From the records below, extract all the text exactly and leave the images behind.

[Figure dataset records]
• • • • •

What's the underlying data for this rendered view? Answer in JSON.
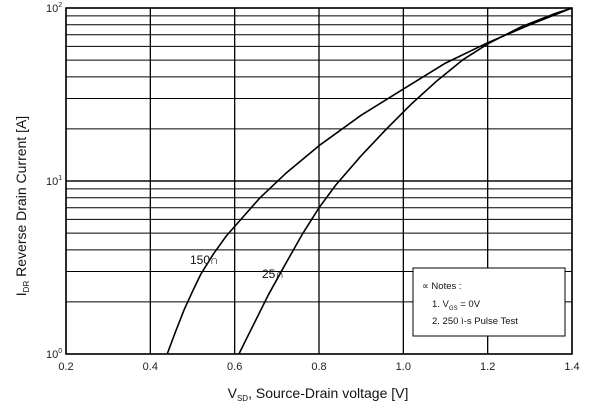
{
  "chart_data": {
    "type": "line",
    "xlabel_main": "V",
    "xlabel_sub": "SD",
    "xlabel_rest": ", Source-Drain voltage [V]",
    "ylabel_main": "I",
    "ylabel_sub": "DR",
    "ylabel_rest": "  Reverse Drain Current [A]",
    "xlim": [
      0.2,
      1.4
    ],
    "ylim": [
      1,
      100
    ],
    "yscale": "log",
    "grid": true,
    "x_ticks": [
      "0.2",
      "0.4",
      "0.6",
      "0.8",
      "1.0",
      "1.2",
      "1.4"
    ],
    "y_ticks": [
      {
        "base": "10",
        "exp": "0"
      },
      {
        "base": "10",
        "exp": "1"
      },
      {
        "base": "10",
        "exp": "2"
      }
    ],
    "series": [
      {
        "name": "150∩",
        "x": [
          0.44,
          0.46,
          0.48,
          0.5,
          0.52,
          0.55,
          0.58,
          0.62,
          0.66,
          0.72,
          0.8,
          0.9,
          1.0,
          1.1,
          1.2,
          1.3,
          1.4
        ],
        "y": [
          1.0,
          1.35,
          1.8,
          2.3,
          2.9,
          3.8,
          4.8,
          6.2,
          8.0,
          11.0,
          16.0,
          24.0,
          34.0,
          48.0,
          63.0,
          80.0,
          100.0
        ]
      },
      {
        "name": "25∩",
        "x": [
          0.61,
          0.64,
          0.68,
          0.72,
          0.76,
          0.8,
          0.84,
          0.9,
          0.96,
          1.02,
          1.08,
          1.14,
          1.2,
          1.28,
          1.36,
          1.4
        ],
        "y": [
          1.0,
          1.4,
          2.2,
          3.3,
          4.9,
          7.0,
          9.5,
          14.0,
          20.0,
          28.0,
          38.0,
          50.0,
          62.0,
          78.0,
          93.0,
          100.0
        ]
      }
    ],
    "annotations": {
      "notes_title": "∝ Notes :",
      "note1_prefix": "1. V",
      "note1_sub": "GS",
      "note1_suffix": " = 0V",
      "note2": "2. 250 ì-s Pulse Test"
    }
  }
}
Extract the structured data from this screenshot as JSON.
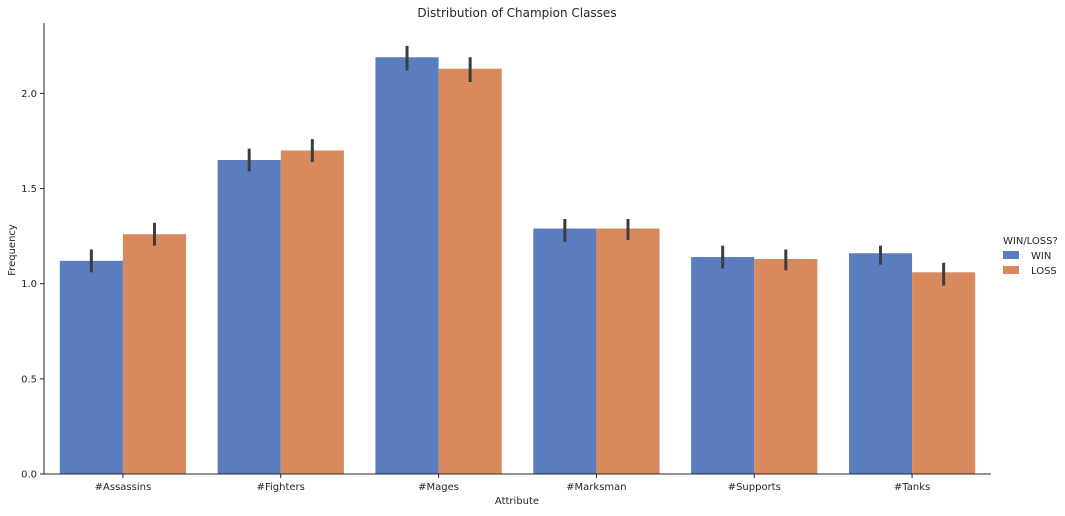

• • • • •

▶ **Worked solution**
What's the underlying data for this rendered view? Answer in JSON.
{
  "chart_data": {
    "type": "line",
    "xlabel_main": "V",
    "xlabel_sub": "SD",
    "xlabel_rest": ", Source-Drain voltage [V]",
    "ylabel_main": "I",
    "ylabel_sub": "DR",
    "ylabel_rest": "  Reverse Drain Current [A]",
    "xlim": [
      0.2,
      1.4
    ],
    "ylim": [
      1,
      100
    ],
    "yscale": "log",
    "grid": true,
    "x_ticks": [
      "0.2",
      "0.4",
      "0.6",
      "0.8",
      "1.0",
      "1.2",
      "1.4"
    ],
    "y_ticks": [
      {
        "base": "10",
        "exp": "0"
      },
      {
        "base": "10",
        "exp": "1"
      },
      {
        "base": "10",
        "exp": "2"
      }
    ],
    "series": [
      {
        "name": "150∩",
        "x": [
          0.44,
          0.46,
          0.48,
          0.5,
          0.52,
          0.55,
          0.58,
          0.62,
          0.66,
          0.72,
          0.8,
          0.9,
          1.0,
          1.1,
          1.2,
          1.3,
          1.4
        ],
        "y": [
          1.0,
          1.35,
          1.8,
          2.3,
          2.9,
          3.8,
          4.8,
          6.2,
          8.0,
          11.0,
          16.0,
          24.0,
          34.0,
          48.0,
          63.0,
          80.0,
          100.0
        ]
      },
      {
        "name": "25∩",
        "x": [
          0.61,
          0.64,
          0.68,
          0.72,
          0.76,
          0.8,
          0.84,
          0.9,
          0.96,
          1.02,
          1.08,
          1.14,
          1.2,
          1.28,
          1.36,
          1.4
        ],
        "y": [
          1.0,
          1.4,
          2.2,
          3.3,
          4.9,
          7.0,
          9.5,
          14.0,
          20.0,
          28.0,
          38.0,
          50.0,
          62.0,
          78.0,
          93.0,
          100.0
        ]
      }
    ],
    "annotations": {
      "notes_title": "∝ Notes :",
      "note1_prefix": "1. V",
      "note1_sub": "GS",
      "note1_suffix": " = 0V",
      "note2": "2. 250 ì-s Pulse Test"
    }
  }
}
Extract the structured data from this screenshot as JSON.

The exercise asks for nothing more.